Task: Copy out the entries below in full and exactly.

* * * * *

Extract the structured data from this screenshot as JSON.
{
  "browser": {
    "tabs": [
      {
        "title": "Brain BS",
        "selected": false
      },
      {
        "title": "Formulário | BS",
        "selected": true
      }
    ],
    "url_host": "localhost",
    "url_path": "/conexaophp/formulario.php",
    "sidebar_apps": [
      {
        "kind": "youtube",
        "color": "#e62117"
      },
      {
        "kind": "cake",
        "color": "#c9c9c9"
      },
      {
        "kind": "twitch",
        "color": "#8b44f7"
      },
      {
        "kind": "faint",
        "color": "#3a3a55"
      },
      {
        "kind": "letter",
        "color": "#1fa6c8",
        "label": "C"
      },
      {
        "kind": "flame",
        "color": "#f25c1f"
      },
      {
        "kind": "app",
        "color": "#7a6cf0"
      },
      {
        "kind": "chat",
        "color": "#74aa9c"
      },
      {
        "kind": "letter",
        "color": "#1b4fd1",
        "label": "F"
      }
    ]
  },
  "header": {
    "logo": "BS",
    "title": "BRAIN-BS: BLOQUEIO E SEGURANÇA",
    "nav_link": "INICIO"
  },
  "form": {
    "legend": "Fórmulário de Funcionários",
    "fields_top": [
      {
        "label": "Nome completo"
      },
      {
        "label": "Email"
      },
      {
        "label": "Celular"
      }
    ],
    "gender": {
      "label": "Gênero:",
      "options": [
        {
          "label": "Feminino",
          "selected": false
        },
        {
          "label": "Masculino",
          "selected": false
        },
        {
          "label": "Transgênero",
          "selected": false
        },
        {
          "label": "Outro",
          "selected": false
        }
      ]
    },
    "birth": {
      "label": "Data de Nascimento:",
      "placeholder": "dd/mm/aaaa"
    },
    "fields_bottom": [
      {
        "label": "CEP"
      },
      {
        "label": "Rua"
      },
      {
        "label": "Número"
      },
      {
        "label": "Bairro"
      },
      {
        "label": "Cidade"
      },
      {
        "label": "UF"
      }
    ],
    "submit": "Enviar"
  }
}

* * * * *

Answer to this exercise:
Extract the structured data from this screenshot as JSON.
{
  "browser": {
    "tabs": [
      {
        "title": "Brain BS",
        "selected": false
      },
      {
        "title": "Formulário | BS",
        "selected": true
      }
    ],
    "url_host": "localhost",
    "url_path": "/conexaophp/formulario.php",
    "sidebar_apps": [
      {
        "kind": "youtube",
        "color": "#e62117"
      },
      {
        "kind": "cake",
        "color": "#c9c9c9"
      },
      {
        "kind": "twitch",
        "color": "#8b44f7"
      },
      {
        "kind": "faint",
        "color": "#3a3a55"
      },
      {
        "kind": "letter",
        "color": "#1fa6c8",
        "label": "C"
      },
      {
        "kind": "flame",
        "color": "#f25c1f"
      },
      {
        "kind": "app",
        "color": "#7a6cf0"
      },
      {
        "kind": "chat",
        "color": "#74aa9c"
      },
      {
        "kind": "letter",
        "color": "#1b4fd1",
        "label": "F"
      }
    ]
  },
  "header": {
    "logo": "BS",
    "title": "BRAIN-BS: BLOQUEIO E SEGURANÇA",
    "nav_link": "INICIO"
  },
  "form": {
    "legend": "Fórmulário de Funcionários",
    "fields_top": [
      {
        "label": "Nome completo"
      },
      {
        "label": "Email"
      },
      {
        "label": "Celular"
      }
    ],
    "gender": {
      "label": "Gênero:",
      "options": [
        {
          "label": "Feminino",
          "selected": false
        },
        {
          "label": "Masculino",
          "selected": false
        },
        {
          "label": "Transgênero",
          "selected": false
        },
        {
          "label": "Outro",
          "selected": false
        }
      ]
    },
    "birth": {
      "label": "Data de Nascimento:",
      "placeholder": "dd/mm/aaaa"
    },
    "fields_bottom": [
      {
        "label": "CEP"
      },
      {
        "label": "Rua"
      },
      {
        "label": "Número"
      },
      {
        "label": "Bairro"
      },
      {
        "label": "Cidade"
      },
      {
        "label": "UF"
      }
    ],
    "submit": "Enviar"
  }
}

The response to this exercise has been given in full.